Work to do:
Repeat the listing word for word from its first line through the line that contains "The original 114 is at (283, 409).", including that line.

───── Dataset extract

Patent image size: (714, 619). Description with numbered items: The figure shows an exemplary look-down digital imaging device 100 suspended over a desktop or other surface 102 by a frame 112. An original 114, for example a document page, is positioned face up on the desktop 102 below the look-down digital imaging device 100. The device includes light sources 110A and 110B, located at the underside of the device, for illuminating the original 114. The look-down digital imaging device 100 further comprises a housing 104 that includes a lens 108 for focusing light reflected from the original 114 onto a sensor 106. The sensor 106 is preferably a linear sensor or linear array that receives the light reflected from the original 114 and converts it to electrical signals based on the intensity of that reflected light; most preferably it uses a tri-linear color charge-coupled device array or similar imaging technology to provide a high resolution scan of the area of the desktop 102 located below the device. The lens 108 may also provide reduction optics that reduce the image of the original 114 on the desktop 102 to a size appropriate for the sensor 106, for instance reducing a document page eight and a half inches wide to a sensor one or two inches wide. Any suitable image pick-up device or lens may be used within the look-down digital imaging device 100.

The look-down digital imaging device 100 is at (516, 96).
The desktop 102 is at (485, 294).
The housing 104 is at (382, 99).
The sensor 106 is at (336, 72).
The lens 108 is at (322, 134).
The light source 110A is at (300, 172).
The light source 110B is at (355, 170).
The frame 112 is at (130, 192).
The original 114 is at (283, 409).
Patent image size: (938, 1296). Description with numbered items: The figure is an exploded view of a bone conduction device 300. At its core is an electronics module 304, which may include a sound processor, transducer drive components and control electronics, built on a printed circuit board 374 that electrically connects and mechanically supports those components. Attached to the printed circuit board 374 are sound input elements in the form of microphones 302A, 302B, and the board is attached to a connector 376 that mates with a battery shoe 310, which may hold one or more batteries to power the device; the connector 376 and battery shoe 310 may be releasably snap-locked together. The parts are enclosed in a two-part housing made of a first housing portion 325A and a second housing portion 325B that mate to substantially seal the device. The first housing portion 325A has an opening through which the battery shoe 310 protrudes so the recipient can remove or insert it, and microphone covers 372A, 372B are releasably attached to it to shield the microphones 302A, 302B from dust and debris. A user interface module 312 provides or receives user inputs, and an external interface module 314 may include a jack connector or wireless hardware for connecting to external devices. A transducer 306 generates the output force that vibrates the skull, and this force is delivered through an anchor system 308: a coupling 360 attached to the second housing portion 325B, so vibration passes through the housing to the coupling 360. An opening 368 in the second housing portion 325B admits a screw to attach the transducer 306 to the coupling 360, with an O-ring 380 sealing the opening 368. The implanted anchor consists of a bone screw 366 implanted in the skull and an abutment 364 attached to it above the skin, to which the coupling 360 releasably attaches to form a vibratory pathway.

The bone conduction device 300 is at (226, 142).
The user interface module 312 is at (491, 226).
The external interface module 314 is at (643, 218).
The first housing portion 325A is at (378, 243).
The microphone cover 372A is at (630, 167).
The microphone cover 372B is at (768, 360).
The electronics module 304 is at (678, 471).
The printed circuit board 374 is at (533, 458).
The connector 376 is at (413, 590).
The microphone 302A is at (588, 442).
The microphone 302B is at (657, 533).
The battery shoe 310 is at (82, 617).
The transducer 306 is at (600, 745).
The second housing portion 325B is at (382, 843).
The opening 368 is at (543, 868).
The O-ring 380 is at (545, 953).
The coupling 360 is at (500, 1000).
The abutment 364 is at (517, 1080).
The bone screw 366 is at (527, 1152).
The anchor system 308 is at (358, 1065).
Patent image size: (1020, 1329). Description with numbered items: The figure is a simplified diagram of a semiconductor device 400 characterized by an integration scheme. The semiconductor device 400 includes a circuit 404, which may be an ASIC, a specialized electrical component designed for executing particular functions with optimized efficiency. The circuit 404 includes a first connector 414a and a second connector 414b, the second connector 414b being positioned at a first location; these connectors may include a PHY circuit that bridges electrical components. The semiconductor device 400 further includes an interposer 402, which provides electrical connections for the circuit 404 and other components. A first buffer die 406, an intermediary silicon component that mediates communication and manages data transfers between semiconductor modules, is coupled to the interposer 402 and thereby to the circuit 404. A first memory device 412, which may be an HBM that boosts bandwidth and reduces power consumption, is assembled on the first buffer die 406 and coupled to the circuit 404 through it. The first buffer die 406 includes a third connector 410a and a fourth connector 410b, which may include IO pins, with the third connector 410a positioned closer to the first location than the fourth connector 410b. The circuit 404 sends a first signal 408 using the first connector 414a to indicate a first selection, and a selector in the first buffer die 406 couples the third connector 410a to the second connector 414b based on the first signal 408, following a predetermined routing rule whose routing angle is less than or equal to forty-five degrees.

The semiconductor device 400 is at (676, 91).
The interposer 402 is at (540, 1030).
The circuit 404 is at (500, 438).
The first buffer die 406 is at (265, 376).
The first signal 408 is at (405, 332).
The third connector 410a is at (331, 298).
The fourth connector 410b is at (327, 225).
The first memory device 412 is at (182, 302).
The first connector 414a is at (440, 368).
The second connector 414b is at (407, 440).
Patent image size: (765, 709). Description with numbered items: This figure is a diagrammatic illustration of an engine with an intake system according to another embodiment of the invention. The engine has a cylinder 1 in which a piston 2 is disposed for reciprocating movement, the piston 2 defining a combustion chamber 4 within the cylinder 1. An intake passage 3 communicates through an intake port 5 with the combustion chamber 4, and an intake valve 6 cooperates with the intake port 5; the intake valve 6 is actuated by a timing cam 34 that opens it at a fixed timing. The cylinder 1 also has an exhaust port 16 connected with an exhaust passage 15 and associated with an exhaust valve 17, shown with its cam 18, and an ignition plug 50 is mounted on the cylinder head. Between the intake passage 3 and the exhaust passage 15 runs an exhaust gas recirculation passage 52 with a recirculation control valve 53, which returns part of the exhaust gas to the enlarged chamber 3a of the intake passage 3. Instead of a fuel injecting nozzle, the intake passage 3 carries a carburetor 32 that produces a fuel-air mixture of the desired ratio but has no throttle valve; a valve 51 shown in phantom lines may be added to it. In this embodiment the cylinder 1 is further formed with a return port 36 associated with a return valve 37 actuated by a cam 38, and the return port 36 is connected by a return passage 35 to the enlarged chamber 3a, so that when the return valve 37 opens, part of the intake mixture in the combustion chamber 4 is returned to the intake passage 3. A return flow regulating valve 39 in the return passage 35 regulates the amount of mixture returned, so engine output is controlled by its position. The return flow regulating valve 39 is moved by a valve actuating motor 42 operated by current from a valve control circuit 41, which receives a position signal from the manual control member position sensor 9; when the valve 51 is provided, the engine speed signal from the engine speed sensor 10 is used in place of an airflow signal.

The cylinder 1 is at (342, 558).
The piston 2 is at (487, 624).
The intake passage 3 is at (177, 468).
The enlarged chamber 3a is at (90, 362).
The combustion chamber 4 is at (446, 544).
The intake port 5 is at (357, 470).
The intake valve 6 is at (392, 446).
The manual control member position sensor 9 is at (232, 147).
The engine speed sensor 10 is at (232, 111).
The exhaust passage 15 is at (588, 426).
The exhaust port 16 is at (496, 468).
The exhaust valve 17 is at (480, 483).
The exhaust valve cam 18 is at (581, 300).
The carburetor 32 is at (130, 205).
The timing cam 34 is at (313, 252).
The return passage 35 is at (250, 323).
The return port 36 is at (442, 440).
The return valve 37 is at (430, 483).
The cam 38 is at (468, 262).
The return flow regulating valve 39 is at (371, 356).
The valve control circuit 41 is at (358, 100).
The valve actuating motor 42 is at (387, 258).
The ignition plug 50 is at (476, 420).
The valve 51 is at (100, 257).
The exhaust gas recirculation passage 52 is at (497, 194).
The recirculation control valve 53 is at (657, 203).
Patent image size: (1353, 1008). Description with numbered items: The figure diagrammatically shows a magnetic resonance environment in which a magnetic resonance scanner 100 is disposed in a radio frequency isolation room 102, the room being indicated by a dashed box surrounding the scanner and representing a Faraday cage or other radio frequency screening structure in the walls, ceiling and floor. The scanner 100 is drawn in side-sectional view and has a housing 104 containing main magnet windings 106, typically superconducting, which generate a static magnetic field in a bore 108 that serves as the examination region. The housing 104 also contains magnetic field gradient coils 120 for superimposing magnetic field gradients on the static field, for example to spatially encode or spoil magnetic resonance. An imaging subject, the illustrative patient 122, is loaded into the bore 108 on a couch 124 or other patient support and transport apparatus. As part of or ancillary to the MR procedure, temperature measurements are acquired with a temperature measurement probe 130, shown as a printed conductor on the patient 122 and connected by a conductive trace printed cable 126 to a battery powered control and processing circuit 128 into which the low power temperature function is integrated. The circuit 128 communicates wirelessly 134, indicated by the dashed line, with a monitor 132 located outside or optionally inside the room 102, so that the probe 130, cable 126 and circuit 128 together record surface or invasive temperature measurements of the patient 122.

──────────

Solution to this exercise:
Patent image size: (714, 619). Description with numbered items: The figure shows an exemplary look-down digital imaging device 100 suspended over a desktop or other surface 102 by a frame 112. An original 114, for example a document page, is positioned face up on the desktop 102 below the look-down digital imaging device 100. The device includes light sources 110A and 110B, located at the underside of the device, for illuminating the original 114. The look-down digital imaging device 100 further comprises a housing 104 that includes a lens 108 for focusing light reflected from the original 114 onto a sensor 106. The sensor 106 is preferably a linear sensor or linear array that receives the light reflected from the original 114 and converts it to electrical signals based on the intensity of that reflected light; most preferably it uses a tri-linear color charge-coupled device array or similar imaging technology to provide a high resolution scan of the area of the desktop 102 located below the device. The lens 108 may also provide reduction optics that reduce the image of the original 114 on the desktop 102 to a size appropriate for the sensor 106, for instance reducing a document page eight and a half inches wide to a sensor one or two inches wide. Any suitable image pick-up device or lens may be used within the look-down digital imaging device 100.

The look-down digital imaging device 100 is at (516, 96).
The desktop 102 is at (485, 294).
The housing 104 is at (382, 99).
The sensor 106 is at (336, 72).
The lens 108 is at (322, 134).
The light source 110A is at (300, 172).
The light source 110B is at (355, 170).
The frame 112 is at (130, 192).
The original 114 is at (283, 409).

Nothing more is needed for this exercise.